Dataset records:
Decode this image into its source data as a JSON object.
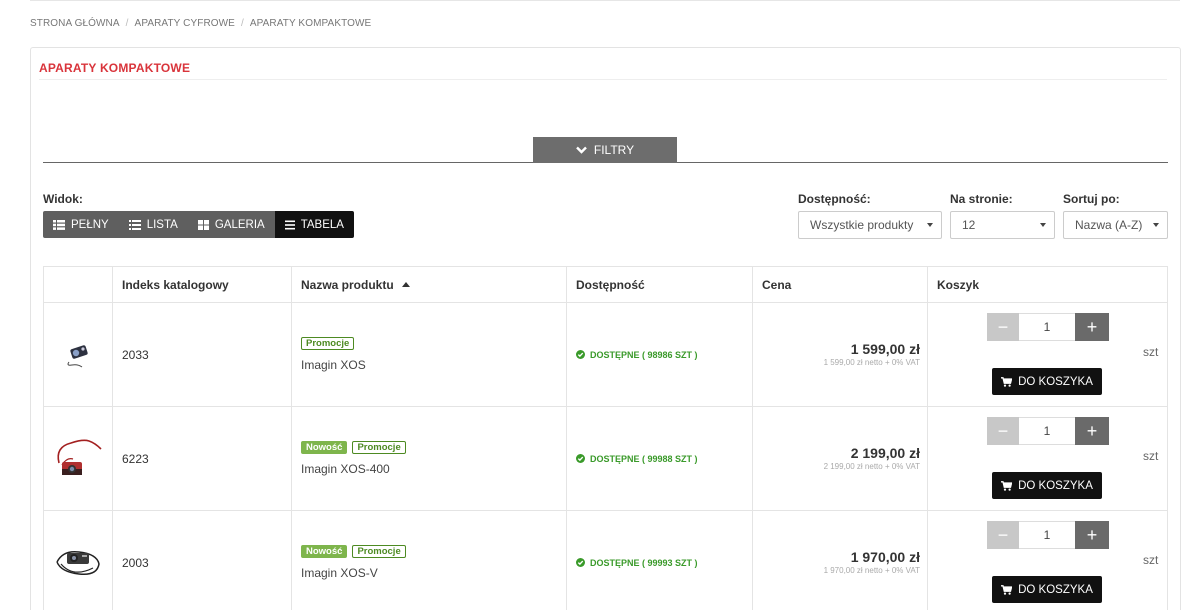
{
  "breadcrumb": [
    "STRONA GŁÓWNA",
    "APARATY CYFROWE",
    "APARATY KOMPAKTOWE"
  ],
  "page_title": "APARATY KOMPAKTOWE",
  "filters_label": "FILTRY",
  "view": {
    "label": "Widok:",
    "buttons": [
      "PEŁNY",
      "LISTA",
      "GALERIA",
      "TABELA"
    ],
    "active": "TABELA"
  },
  "availability_filter": {
    "label": "Dostępność:",
    "value": "Wszystkie produkty"
  },
  "per_page": {
    "label": "Na stronie:",
    "value": "12"
  },
  "sort": {
    "label": "Sortuj po:",
    "value": "Nazwa (A-Z)"
  },
  "table": {
    "headers": [
      "Indeks katalogowy",
      "Nazwa produktu",
      "Dostępność",
      "Cena",
      "Koszyk"
    ],
    "sort_column": "Nazwa produktu",
    "rows": [
      {
        "index": "2033",
        "badges": [
          "Promocje"
        ],
        "name": "Imagin XOS",
        "availability": "DOSTĘPNE ( 98986 SZT )",
        "price": "1 599,00 zł",
        "price_net": "1 599,00 zł netto + 0% VAT",
        "qty": "1",
        "unit": "szt",
        "add_label": "DO KOSZYKA"
      },
      {
        "index": "6223",
        "badges": [
          "Nowość",
          "Promocje"
        ],
        "name": "Imagin XOS-400",
        "availability": "DOSTĘPNE ( 99988 SZT )",
        "price": "2 199,00 zł",
        "price_net": "2 199,00 zł netto + 0% VAT",
        "qty": "1",
        "unit": "szt",
        "add_label": "DO KOSZYKA"
      },
      {
        "index": "2003",
        "badges": [
          "Nowość",
          "Promocje"
        ],
        "name": "Imagin XOS-V",
        "availability": "DOSTĘPNE ( 99993 SZT )",
        "price": "1 970,00 zł",
        "price_net": "1 970,00 zł netto + 0% VAT",
        "qty": "1",
        "unit": "szt",
        "add_label": "DO KOSZYKA"
      }
    ]
  },
  "colors": {
    "title_red": "#d9343b",
    "available_green": "#3a9a2a",
    "new_badge": "#7eb54c",
    "promo_badge": "#4d8a22",
    "dark_button": "#111111"
  },
  "icons": [
    "chevron-down-icon",
    "list-full-icon",
    "list-icon",
    "grid-icon",
    "table-icon",
    "check-circle-icon",
    "cart-icon"
  ]
}
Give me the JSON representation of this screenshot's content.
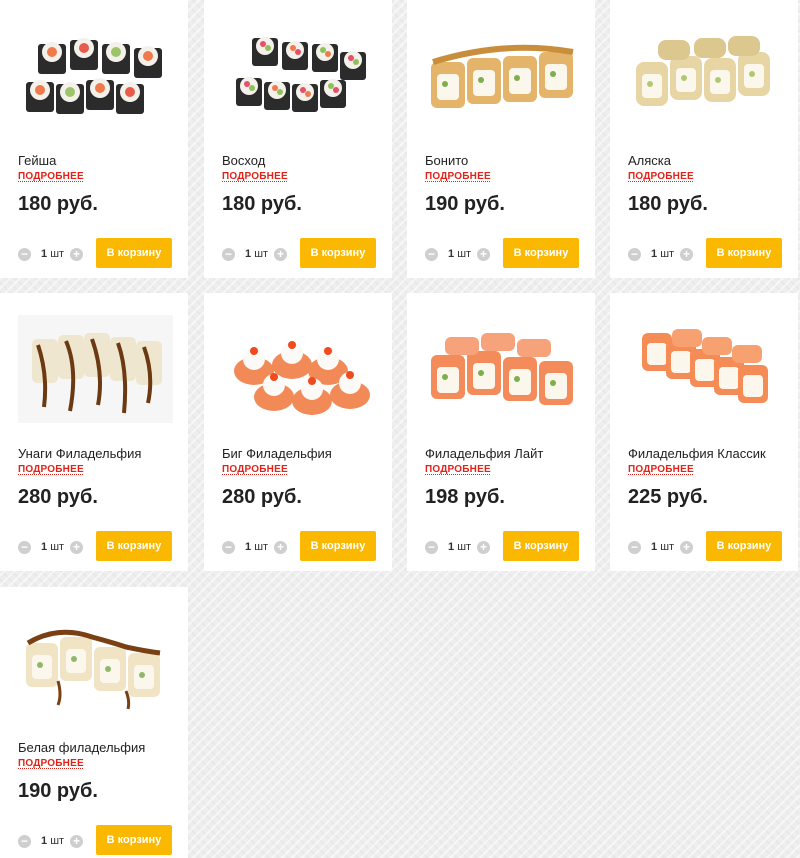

• Work to complete
Copy out all the data without changing anything, and drop the pictures.

• Complete output
Decode this image into its source data as a JSON object.
{
  "breadcrumb": [
    "STRONA GŁÓWNA",
    "APARATY CYFROWE",
    "APARATY KOMPAKTOWE"
  ],
  "page_title": "APARATY KOMPAKTOWE",
  "filters_label": "FILTRY",
  "view": {
    "label": "Widok:",
    "buttons": [
      "PEŁNY",
      "LISTA",
      "GALERIA",
      "TABELA"
    ],
    "active": "TABELA"
  },
  "availability_filter": {
    "label": "Dostępność:",
    "value": "Wszystkie produkty"
  },
  "per_page": {
    "label": "Na stronie:",
    "value": "12"
  },
  "sort": {
    "label": "Sortuj po:",
    "value": "Nazwa (A-Z)"
  },
  "table": {
    "headers": [
      "Indeks katalogowy",
      "Nazwa produktu",
      "Dostępność",
      "Cena",
      "Koszyk"
    ],
    "sort_column": "Nazwa produktu",
    "rows": [
      {
        "index": "2033",
        "badges": [
          "Promocje"
        ],
        "name": "Imagin XOS",
        "availability": "DOSTĘPNE ( 98986 SZT )",
        "price": "1 599,00 zł",
        "price_net": "1 599,00 zł netto + 0% VAT",
        "qty": "1",
        "unit": "szt",
        "add_label": "DO KOSZYKA"
      },
      {
        "index": "6223",
        "badges": [
          "Nowość",
          "Promocje"
        ],
        "name": "Imagin XOS-400",
        "availability": "DOSTĘPNE ( 99988 SZT )",
        "price": "2 199,00 zł",
        "price_net": "2 199,00 zł netto + 0% VAT",
        "qty": "1",
        "unit": "szt",
        "add_label": "DO KOSZYKA"
      },
      {
        "index": "2003",
        "badges": [
          "Nowość",
          "Promocje"
        ],
        "name": "Imagin XOS-V",
        "availability": "DOSTĘPNE ( 99993 SZT )",
        "price": "1 970,00 zł",
        "price_net": "1 970,00 zł netto + 0% VAT",
        "qty": "1",
        "unit": "szt",
        "add_label": "DO KOSZYKA"
      }
    ]
  },
  "colors": {
    "title_red": "#d9343b",
    "available_green": "#3a9a2a",
    "new_badge": "#7eb54c",
    "promo_badge": "#4d8a22",
    "dark_button": "#111111"
  },
  "icons": [
    "chevron-down-icon",
    "list-full-icon",
    "list-icon",
    "grid-icon",
    "table-icon",
    "check-circle-icon",
    "cart-icon"
  ]
}
Give me the JSON representation of this screenshot's content.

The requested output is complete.